■ WORK REQUEST: The answer must be every entry, retyped without a single difference.

Records from a dataset:
━━━━━━━━

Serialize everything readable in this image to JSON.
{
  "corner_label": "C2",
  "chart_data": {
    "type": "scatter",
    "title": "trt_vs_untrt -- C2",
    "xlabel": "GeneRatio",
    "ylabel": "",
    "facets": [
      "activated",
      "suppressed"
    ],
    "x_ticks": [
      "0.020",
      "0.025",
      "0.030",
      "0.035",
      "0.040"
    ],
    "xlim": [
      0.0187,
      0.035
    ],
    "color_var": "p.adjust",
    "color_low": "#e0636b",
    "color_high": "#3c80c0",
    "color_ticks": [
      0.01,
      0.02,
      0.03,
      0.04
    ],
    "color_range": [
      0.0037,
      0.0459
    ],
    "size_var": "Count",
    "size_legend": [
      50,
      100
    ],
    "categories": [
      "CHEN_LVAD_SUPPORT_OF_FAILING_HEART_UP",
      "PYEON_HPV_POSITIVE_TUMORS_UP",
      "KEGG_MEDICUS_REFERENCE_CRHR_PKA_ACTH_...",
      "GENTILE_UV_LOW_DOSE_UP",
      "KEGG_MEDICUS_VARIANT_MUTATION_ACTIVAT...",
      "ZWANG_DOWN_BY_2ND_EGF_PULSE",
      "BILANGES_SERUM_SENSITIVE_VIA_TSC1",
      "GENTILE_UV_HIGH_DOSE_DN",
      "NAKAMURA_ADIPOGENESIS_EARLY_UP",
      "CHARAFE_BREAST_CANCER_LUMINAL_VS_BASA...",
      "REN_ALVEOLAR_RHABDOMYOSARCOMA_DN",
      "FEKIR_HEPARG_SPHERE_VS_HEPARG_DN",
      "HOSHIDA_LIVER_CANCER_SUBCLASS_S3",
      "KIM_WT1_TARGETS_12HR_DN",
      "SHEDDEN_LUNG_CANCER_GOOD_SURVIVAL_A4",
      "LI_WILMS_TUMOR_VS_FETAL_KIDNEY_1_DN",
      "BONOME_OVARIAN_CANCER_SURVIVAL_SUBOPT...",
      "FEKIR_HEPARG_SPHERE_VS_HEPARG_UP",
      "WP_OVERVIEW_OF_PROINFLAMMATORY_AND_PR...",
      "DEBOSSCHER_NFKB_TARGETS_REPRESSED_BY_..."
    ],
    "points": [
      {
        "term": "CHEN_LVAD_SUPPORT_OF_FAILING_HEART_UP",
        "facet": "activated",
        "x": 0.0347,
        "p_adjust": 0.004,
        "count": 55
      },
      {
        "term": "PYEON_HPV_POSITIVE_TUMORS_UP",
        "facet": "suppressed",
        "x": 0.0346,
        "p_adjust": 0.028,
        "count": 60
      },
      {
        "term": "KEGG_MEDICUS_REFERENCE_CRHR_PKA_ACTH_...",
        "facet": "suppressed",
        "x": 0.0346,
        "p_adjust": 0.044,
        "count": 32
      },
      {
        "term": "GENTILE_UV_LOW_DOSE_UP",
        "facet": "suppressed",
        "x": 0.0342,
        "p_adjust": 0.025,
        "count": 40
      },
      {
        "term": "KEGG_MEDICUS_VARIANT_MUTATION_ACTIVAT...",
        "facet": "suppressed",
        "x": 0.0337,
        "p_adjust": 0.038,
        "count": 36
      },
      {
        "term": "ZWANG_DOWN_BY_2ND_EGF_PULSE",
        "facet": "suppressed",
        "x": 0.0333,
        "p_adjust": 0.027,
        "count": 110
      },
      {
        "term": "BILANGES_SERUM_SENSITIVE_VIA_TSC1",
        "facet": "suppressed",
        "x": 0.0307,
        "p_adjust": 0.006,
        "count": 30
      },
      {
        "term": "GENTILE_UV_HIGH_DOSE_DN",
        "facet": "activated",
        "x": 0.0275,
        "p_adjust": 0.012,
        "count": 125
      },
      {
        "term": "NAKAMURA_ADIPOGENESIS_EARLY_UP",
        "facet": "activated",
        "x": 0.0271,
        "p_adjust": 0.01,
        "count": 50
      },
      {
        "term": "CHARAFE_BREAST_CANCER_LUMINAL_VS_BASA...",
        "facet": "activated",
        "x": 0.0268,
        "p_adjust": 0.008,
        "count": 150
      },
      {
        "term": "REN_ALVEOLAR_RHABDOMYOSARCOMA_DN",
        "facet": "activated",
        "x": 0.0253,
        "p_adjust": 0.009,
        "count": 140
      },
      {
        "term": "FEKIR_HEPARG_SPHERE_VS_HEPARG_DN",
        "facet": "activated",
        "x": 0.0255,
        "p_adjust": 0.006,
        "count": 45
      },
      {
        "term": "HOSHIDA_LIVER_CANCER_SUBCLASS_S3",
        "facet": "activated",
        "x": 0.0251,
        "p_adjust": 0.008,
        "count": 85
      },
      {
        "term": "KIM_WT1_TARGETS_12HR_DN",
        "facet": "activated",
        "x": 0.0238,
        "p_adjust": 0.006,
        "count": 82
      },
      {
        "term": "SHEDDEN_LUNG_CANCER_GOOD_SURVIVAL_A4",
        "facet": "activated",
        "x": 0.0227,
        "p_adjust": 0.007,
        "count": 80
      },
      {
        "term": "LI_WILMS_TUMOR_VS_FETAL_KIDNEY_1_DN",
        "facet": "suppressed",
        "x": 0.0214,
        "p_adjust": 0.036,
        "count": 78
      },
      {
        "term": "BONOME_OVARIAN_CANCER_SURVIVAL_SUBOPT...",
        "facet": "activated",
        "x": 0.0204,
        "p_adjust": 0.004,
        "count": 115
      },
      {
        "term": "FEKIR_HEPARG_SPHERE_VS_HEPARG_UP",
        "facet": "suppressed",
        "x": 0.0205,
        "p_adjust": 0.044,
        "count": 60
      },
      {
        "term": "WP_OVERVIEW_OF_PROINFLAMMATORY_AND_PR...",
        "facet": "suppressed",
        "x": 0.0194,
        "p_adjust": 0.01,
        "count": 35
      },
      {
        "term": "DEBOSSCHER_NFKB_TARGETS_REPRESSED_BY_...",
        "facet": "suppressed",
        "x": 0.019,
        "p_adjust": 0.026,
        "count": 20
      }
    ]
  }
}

━━━━━━━━

■ WRITTEN RESPONSE:
Serialize everything readable in this image to JSON.
{
  "corner_label": "C2",
  "chart_data": {
    "type": "scatter",
    "title": "trt_vs_untrt -- C2",
    "xlabel": "GeneRatio",
    "ylabel": "",
    "facets": [
      "activated",
      "suppressed"
    ],
    "x_ticks": [
      "0.020",
      "0.025",
      "0.030",
      "0.035",
      "0.040"
    ],
    "xlim": [
      0.0187,
      0.035
    ],
    "color_var": "p.adjust",
    "color_low": "#e0636b",
    "color_high": "#3c80c0",
    "color_ticks": [
      0.01,
      0.02,
      0.03,
      0.04
    ],
    "color_range": [
      0.0037,
      0.0459
    ],
    "size_var": "Count",
    "size_legend": [
      50,
      100
    ],
    "categories": [
      "CHEN_LVAD_SUPPORT_OF_FAILING_HEART_UP",
      "PYEON_HPV_POSITIVE_TUMORS_UP",
      "KEGG_MEDICUS_REFERENCE_CRHR_PKA_ACTH_...",
      "GENTILE_UV_LOW_DOSE_UP",
      "KEGG_MEDICUS_VARIANT_MUTATION_ACTIVAT...",
      "ZWANG_DOWN_BY_2ND_EGF_PULSE",
      "BILANGES_SERUM_SENSITIVE_VIA_TSC1",
      "GENTILE_UV_HIGH_DOSE_DN",
      "NAKAMURA_ADIPOGENESIS_EARLY_UP",
      "CHARAFE_BREAST_CANCER_LUMINAL_VS_BASA...",
      "REN_ALVEOLAR_RHABDOMYOSARCOMA_DN",
      "FEKIR_HEPARG_SPHERE_VS_HEPARG_DN",
      "HOSHIDA_LIVER_CANCER_SUBCLASS_S3",
      "KIM_WT1_TARGETS_12HR_DN",
      "SHEDDEN_LUNG_CANCER_GOOD_SURVIVAL_A4",
      "LI_WILMS_TUMOR_VS_FETAL_KIDNEY_1_DN",
      "BONOME_OVARIAN_CANCER_SURVIVAL_SUBOPT...",
      "FEKIR_HEPARG_SPHERE_VS_HEPARG_UP",
      "WP_OVERVIEW_OF_PROINFLAMMATORY_AND_PR...",
      "DEBOSSCHER_NFKB_TARGETS_REPRESSED_BY_..."
    ],
    "points": [
      {
        "term": "CHEN_LVAD_SUPPORT_OF_FAILING_HEART_UP",
        "facet": "activated",
        "x": 0.0347,
        "p_adjust": 0.004,
        "count": 55
      },
      {
        "term": "PYEON_HPV_POSITIVE_TUMORS_UP",
        "facet": "suppressed",
        "x": 0.0346,
        "p_adjust": 0.028,
        "count": 60
      },
      {
        "term": "KEGG_MEDICUS_REFERENCE_CRHR_PKA_ACTH_...",
        "facet": "suppressed",
        "x": 0.0346,
        "p_adjust": 0.044,
        "count": 32
      },
      {
        "term": "GENTILE_UV_LOW_DOSE_UP",
        "facet": "suppressed",
        "x": 0.0342,
        "p_adjust": 0.025,
        "count": 40
      },
      {
        "term": "KEGG_MEDICUS_VARIANT_MUTATION_ACTIVAT...",
        "facet": "suppressed",
        "x": 0.0337,
        "p_adjust": 0.038,
        "count": 36
      },
      {
        "term": "ZWANG_DOWN_BY_2ND_EGF_PULSE",
        "facet": "suppressed",
        "x": 0.0333,
        "p_adjust": 0.027,
        "count": 110
      },
      {
        "term": "BILANGES_SERUM_SENSITIVE_VIA_TSC1",
        "facet": "suppressed",
        "x": 0.0307,
        "p_adjust": 0.006,
        "count": 30
      },
      {
        "term": "GENTILE_UV_HIGH_DOSE_DN",
        "facet": "activated",
        "x": 0.0275,
        "p_adjust": 0.012,
        "count": 125
      },
      {
        "term": "NAKAMURA_ADIPOGENESIS_EARLY_UP",
        "facet": "activated",
        "x": 0.0271,
        "p_adjust": 0.01,
        "count": 50
      },
      {
        "term": "CHARAFE_BREAST_CANCER_LUMINAL_VS_BASA...",
        "facet": "activated",
        "x": 0.0268,
        "p_adjust": 0.008,
        "count": 150
      },
      {
        "term": "REN_ALVEOLAR_RHABDOMYOSARCOMA_DN",
        "facet": "activated",
        "x": 0.0253,
        "p_adjust": 0.009,
        "count": 140
      },
      {
        "term": "FEKIR_HEPARG_SPHERE_VS_HEPARG_DN",
        "facet": "activated",
        "x": 0.0255,
        "p_adjust": 0.006,
        "count": 45
      },
      {
        "term": "HOSHIDA_LIVER_CANCER_SUBCLASS_S3",
        "facet": "activated",
        "x": 0.0251,
        "p_adjust": 0.008,
        "count": 85
      },
      {
        "term": "KIM_WT1_TARGETS_12HR_DN",
        "facet": "activated",
        "x": 0.0238,
        "p_adjust": 0.006,
        "count": 82
      },
      {
        "term": "SHEDDEN_LUNG_CANCER_GOOD_SURVIVAL_A4",
        "facet": "activated",
        "x": 0.0227,
        "p_adjust": 0.007,
        "count": 80
      },
      {
        "term": "LI_WILMS_TUMOR_VS_FETAL_KIDNEY_1_DN",
        "facet": "suppressed",
        "x": 0.0214,
        "p_adjust": 0.036,
        "count": 78
      },
      {
        "term": "BONOME_OVARIAN_CANCER_SURVIVAL_SUBOPT...",
        "facet": "activated",
        "x": 0.0204,
        "p_adjust": 0.004,
        "count": 115
      },
      {
        "term": "FEKIR_HEPARG_SPHERE_VS_HEPARG_UP",
        "facet": "suppressed",
        "x": 0.0205,
        "p_adjust": 0.044,
        "count": 60
      },
      {
        "term": "WP_OVERVIEW_OF_PROINFLAMMATORY_AND_PR...",
        "facet": "suppressed",
        "x": 0.0194,
        "p_adjust": 0.01,
        "count": 35
      },
      {
        "term": "DEBOSSCHER_NFKB_TARGETS_REPRESSED_BY_...",
        "facet": "suppressed",
        "x": 0.019,
        "p_adjust": 0.026,
        "count": 20
      }
    ]
  }
}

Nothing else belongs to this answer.